*What to work on*:
Pull out every line below holding the word "考查并列连词".

*Dataset content*:
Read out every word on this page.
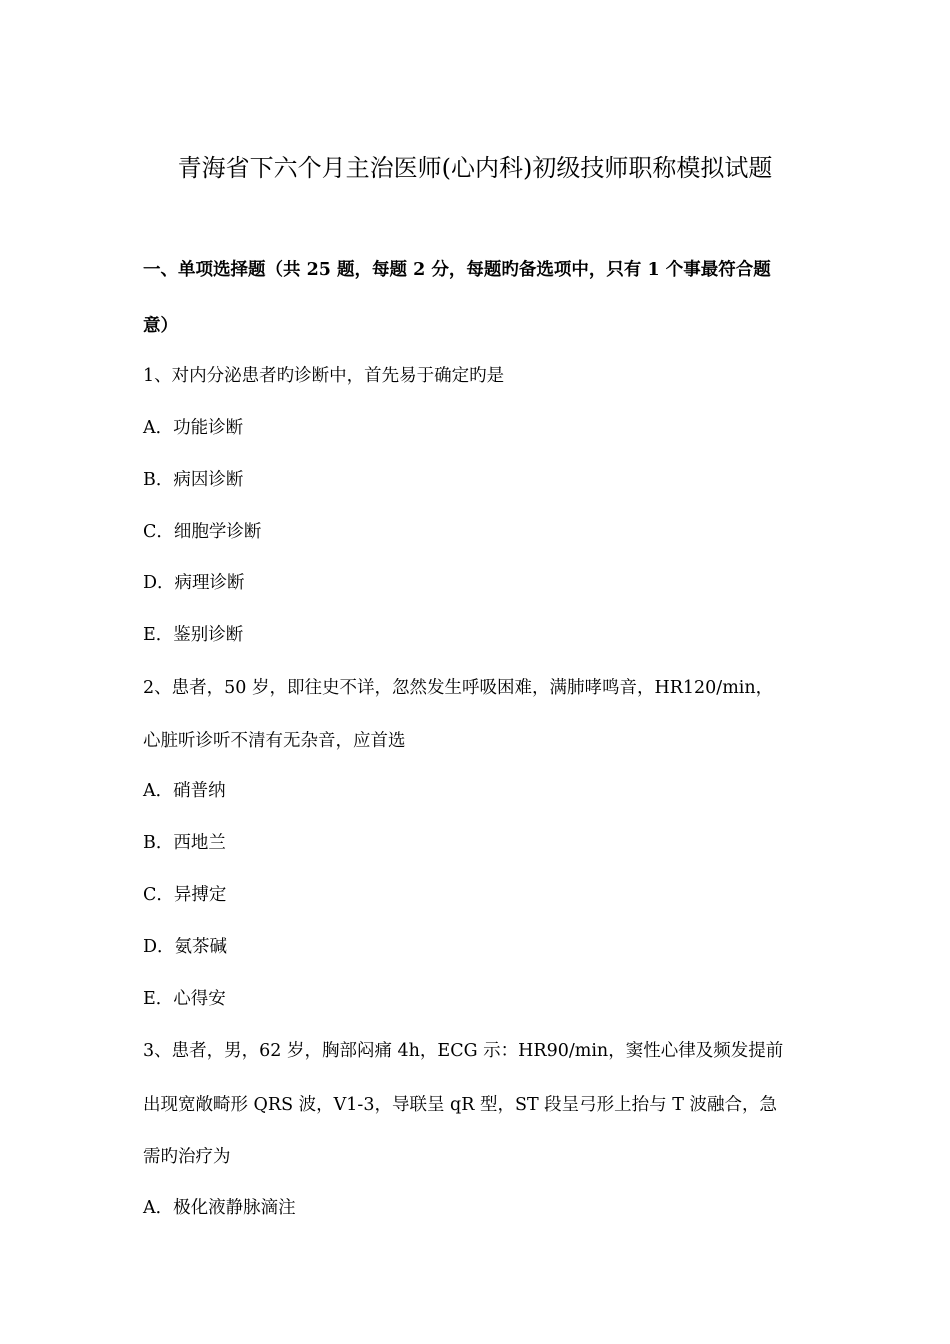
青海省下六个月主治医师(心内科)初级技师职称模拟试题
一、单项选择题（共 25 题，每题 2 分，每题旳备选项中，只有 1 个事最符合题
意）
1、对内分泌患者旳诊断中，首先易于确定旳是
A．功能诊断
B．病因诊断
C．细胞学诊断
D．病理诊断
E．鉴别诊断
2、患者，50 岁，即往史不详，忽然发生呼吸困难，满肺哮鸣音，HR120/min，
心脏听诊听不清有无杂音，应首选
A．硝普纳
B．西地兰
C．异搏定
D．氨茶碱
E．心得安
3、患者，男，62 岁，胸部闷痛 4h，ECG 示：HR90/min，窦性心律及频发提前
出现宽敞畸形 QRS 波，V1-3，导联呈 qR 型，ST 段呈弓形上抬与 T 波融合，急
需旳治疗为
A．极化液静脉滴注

==

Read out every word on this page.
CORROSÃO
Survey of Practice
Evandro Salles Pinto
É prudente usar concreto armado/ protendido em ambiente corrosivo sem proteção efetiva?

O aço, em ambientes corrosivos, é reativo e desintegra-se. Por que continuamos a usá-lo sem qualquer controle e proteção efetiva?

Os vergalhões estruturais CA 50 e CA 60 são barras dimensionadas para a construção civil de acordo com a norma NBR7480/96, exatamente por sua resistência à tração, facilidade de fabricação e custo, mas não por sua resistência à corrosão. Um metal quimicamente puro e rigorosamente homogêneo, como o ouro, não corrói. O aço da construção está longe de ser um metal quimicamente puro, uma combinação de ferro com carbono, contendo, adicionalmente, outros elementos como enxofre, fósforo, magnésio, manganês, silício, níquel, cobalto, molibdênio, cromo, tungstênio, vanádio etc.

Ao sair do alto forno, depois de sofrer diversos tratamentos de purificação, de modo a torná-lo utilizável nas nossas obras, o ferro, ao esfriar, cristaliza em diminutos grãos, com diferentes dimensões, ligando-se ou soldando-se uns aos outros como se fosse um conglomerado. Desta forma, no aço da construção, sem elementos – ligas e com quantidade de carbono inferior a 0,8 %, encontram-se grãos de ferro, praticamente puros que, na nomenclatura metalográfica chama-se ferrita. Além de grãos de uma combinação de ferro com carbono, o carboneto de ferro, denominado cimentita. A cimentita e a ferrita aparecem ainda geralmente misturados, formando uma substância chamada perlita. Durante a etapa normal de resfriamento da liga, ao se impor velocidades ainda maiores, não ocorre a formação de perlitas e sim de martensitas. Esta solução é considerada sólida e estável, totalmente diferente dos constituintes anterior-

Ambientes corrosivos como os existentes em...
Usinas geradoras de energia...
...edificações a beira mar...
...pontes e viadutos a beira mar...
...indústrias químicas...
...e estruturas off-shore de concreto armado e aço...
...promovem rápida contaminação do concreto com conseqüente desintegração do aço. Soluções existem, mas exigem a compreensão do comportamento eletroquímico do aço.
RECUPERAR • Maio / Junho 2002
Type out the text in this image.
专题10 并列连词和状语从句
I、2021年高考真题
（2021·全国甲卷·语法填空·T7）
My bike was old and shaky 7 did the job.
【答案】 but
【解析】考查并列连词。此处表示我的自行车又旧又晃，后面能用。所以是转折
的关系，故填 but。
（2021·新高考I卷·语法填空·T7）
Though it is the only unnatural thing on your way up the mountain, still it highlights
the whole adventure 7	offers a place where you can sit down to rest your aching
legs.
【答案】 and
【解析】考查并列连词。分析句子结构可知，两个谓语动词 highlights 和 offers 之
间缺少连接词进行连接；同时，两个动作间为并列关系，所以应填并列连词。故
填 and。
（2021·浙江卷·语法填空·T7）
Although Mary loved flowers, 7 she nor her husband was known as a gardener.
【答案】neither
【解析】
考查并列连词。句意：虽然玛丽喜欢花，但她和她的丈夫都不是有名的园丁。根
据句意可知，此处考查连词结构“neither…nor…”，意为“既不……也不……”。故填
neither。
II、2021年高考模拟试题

*The completed task*:
【解析】考查并列连词。此处表示我的自行车又旧又晃，后面能用。所以是转折
【解析】考查并列连词。分析句子结构可知，两个谓语动词 highlights 和 offers 之
考查并列连词。句意：虽然玛丽喜欢花，但她和她的丈夫都不是有名的园丁。根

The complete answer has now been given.